- Directions
In the data below, find each line containing the string "Noise" and return it.
═══ Records for the exercise ═══
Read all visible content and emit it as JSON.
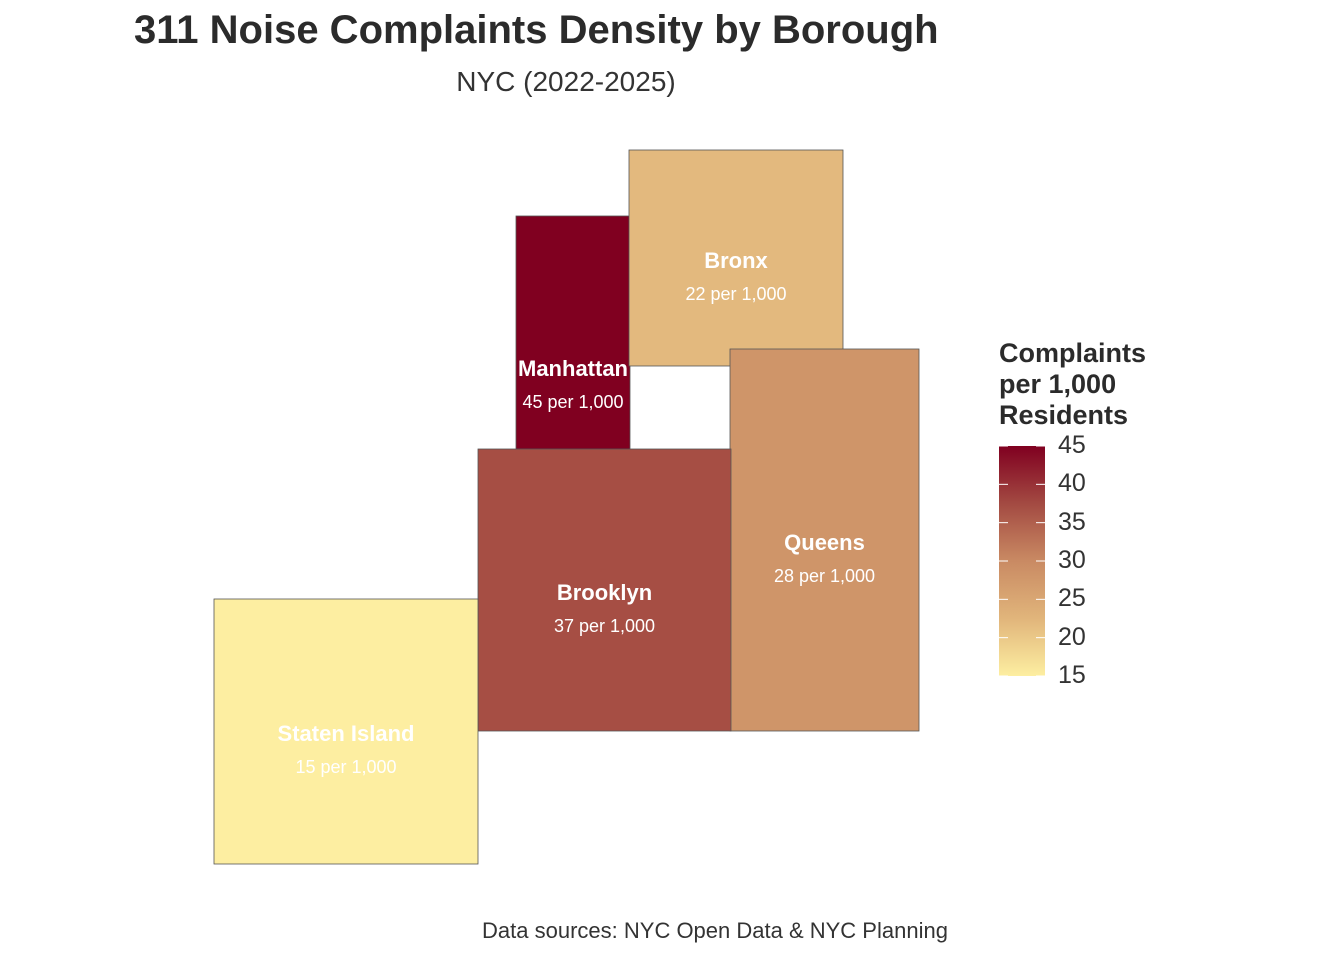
{
  "title": "311 Noise Complaints Density by Borough",
  "subtitle": "NYC (2022-2025)",
  "caption": "Data sources: NYC Open Data & NYC Planning",
  "legend": {
    "title_lines": [
      "Complaints",
      "per 1,000",
      "Residents"
    ],
    "ticks": [
      "45",
      "40",
      "35",
      "30",
      "25",
      "20",
      "15"
    ],
    "range": [
      15,
      45
    ],
    "colors": {
      "low": "#fdeea1",
      "mid_low": "#e1b57b",
      "mid": "#c98a63",
      "mid_high": "#a34a42",
      "high": "#800020"
    }
  },
  "chart_data": {
    "type": "heatmap",
    "title": "311 Noise Complaints Density by Borough",
    "subtitle": "NYC (2022-2025)",
    "value_label": "Complaints per 1,000 Residents",
    "scale_range": [
      15,
      45
    ],
    "boroughs": [
      {
        "name": "Manhattan",
        "value": 45,
        "label": "45 per 1,000"
      },
      {
        "name": "Bronx",
        "value": 22,
        "label": "22 per 1,000"
      },
      {
        "name": "Queens",
        "value": 28,
        "label": "28 per 1,000"
      },
      {
        "name": "Brooklyn",
        "value": 37,
        "label": "37 per 1,000"
      },
      {
        "name": "Staten Island",
        "value": 15,
        "label": "15 per 1,000"
      }
    ]
  }
}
═══
- Solution to this problem
  "title": "311 Noise Complaints Density by Borough",
    "title": "311 Noise Complaints Density by Borough",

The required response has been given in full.